** Start of SUPPLIED DATA **

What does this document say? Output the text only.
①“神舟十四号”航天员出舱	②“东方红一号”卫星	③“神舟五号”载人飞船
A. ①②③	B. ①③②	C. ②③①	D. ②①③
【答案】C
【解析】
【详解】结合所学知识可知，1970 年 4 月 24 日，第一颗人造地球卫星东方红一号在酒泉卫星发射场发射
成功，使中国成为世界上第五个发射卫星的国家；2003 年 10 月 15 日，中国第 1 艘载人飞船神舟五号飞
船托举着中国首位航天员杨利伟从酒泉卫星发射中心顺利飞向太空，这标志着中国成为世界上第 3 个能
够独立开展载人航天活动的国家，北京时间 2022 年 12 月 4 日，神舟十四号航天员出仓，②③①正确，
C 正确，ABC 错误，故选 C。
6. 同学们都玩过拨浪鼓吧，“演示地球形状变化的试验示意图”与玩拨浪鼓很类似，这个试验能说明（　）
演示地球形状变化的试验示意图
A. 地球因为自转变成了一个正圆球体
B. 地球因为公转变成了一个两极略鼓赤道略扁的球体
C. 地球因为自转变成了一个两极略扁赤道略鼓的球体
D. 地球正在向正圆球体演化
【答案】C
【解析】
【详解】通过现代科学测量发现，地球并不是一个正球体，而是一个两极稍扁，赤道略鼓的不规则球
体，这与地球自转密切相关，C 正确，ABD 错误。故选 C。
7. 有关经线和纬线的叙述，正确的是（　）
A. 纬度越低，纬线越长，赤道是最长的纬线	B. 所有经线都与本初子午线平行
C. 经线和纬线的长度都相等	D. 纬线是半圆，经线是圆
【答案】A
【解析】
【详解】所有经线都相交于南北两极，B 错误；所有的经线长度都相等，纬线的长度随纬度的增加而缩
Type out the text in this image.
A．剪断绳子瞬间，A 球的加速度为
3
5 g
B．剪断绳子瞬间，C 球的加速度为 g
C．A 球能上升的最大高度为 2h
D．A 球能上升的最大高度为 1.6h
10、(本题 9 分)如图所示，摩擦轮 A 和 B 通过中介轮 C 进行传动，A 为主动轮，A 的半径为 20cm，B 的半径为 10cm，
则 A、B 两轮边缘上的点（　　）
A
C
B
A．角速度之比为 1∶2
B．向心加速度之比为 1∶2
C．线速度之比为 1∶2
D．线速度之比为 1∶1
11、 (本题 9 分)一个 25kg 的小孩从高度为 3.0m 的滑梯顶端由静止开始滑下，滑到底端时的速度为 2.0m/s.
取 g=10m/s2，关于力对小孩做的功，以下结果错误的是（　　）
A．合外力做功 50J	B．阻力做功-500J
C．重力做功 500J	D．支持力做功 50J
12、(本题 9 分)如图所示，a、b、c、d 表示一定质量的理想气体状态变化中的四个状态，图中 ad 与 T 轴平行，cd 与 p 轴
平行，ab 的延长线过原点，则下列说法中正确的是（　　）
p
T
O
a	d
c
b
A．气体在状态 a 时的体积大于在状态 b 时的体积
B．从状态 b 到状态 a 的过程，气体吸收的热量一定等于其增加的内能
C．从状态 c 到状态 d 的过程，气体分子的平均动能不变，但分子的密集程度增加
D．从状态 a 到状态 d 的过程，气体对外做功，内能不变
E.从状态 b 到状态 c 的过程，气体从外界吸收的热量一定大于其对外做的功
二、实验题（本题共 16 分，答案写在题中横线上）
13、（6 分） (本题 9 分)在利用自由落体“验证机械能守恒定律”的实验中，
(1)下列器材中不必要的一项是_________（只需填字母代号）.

** End of SUPPLIED DATA **

■ JOB ■
Print the complete listing again, exactly as it stands.

■ TASK SOLUTION ■
What does this document say? Output the text only.
①“神舟十四号”航天员出舱	②“东方红一号”卫星	③“神舟五号”载人飞船
A. ①②③	B. ①③②	C. ②③①	D. ②①③
【答案】C
【解析】
【详解】结合所学知识可知，1970 年 4 月 24 日，第一颗人造地球卫星东方红一号在酒泉卫星发射场发射
成功，使中国成为世界上第五个发射卫星的国家；2003 年 10 月 15 日，中国第 1 艘载人飞船神舟五号飞
船托举着中国首位航天员杨利伟从酒泉卫星发射中心顺利飞向太空，这标志着中国成为世界上第 3 个能
够独立开展载人航天活动的国家，北京时间 2022 年 12 月 4 日，神舟十四号航天员出仓，②③①正确，
C 正确，ABC 错误，故选 C。
6. 同学们都玩过拨浪鼓吧，“演示地球形状变化的试验示意图”与玩拨浪鼓很类似，这个试验能说明（　）
演示地球形状变化的试验示意图
A. 地球因为自转变成了一个正圆球体
B. 地球因为公转变成了一个两极略鼓赤道略扁的球体
C. 地球因为自转变成了一个两极略扁赤道略鼓的球体
D. 地球正在向正圆球体演化
【答案】C
【解析】
【详解】通过现代科学测量发现，地球并不是一个正球体，而是一个两极稍扁，赤道略鼓的不规则球
体，这与地球自转密切相关，C 正确，ABD 错误。故选 C。
7. 有关经线和纬线的叙述，正确的是（　）
A. 纬度越低，纬线越长，赤道是最长的纬线	B. 所有经线都与本初子午线平行
C. 经线和纬线的长度都相等	D. 纬线是半圆，经线是圆
【答案】A
【解析】
【详解】所有经线都相交于南北两极，B 错误；所有的经线长度都相等，纬线的长度随纬度的增加而缩
Type out the text in this image.
A．剪断绳子瞬间，A 球的加速度为
3
5 g
B．剪断绳子瞬间，C 球的加速度为 g
C．A 球能上升的最大高度为 2h
D．A 球能上升的最大高度为 1.6h
10、(本题 9 分)如图所示，摩擦轮 A 和 B 通过中介轮 C 进行传动，A 为主动轮，A 的半径为 20cm，B 的半径为 10cm，
则 A、B 两轮边缘上的点（　　）
A
C
B
A．角速度之比为 1∶2
B．向心加速度之比为 1∶2
C．线速度之比为 1∶2
D．线速度之比为 1∶1
11、 (本题 9 分)一个 25kg 的小孩从高度为 3.0m 的滑梯顶端由静止开始滑下，滑到底端时的速度为 2.0m/s.
取 g=10m/s2，关于力对小孩做的功，以下结果错误的是（　　）
A．合外力做功 50J	B．阻力做功-500J
C．重力做功 500J	D．支持力做功 50J
12、(本题 9 分)如图所示，a、b、c、d 表示一定质量的理想气体状态变化中的四个状态，图中 ad 与 T 轴平行，cd 与 p 轴
平行，ab 的延长线过原点，则下列说法中正确的是（　　）
p
T
O
a	d
c
b
A．气体在状态 a 时的体积大于在状态 b 时的体积
B．从状态 b 到状态 a 的过程，气体吸收的热量一定等于其增加的内能
C．从状态 c 到状态 d 的过程，气体分子的平均动能不变，但分子的密集程度增加
D．从状态 a 到状态 d 的过程，气体对外做功，内能不变
E.从状态 b 到状态 c 的过程，气体从外界吸收的热量一定大于其对外做的功
二、实验题（本题共 16 分，答案写在题中横线上）
13、（6 分） (本题 9 分)在利用自由落体“验证机械能守恒定律”的实验中，
(1)下列器材中不必要的一项是_________（只需填字母代号）.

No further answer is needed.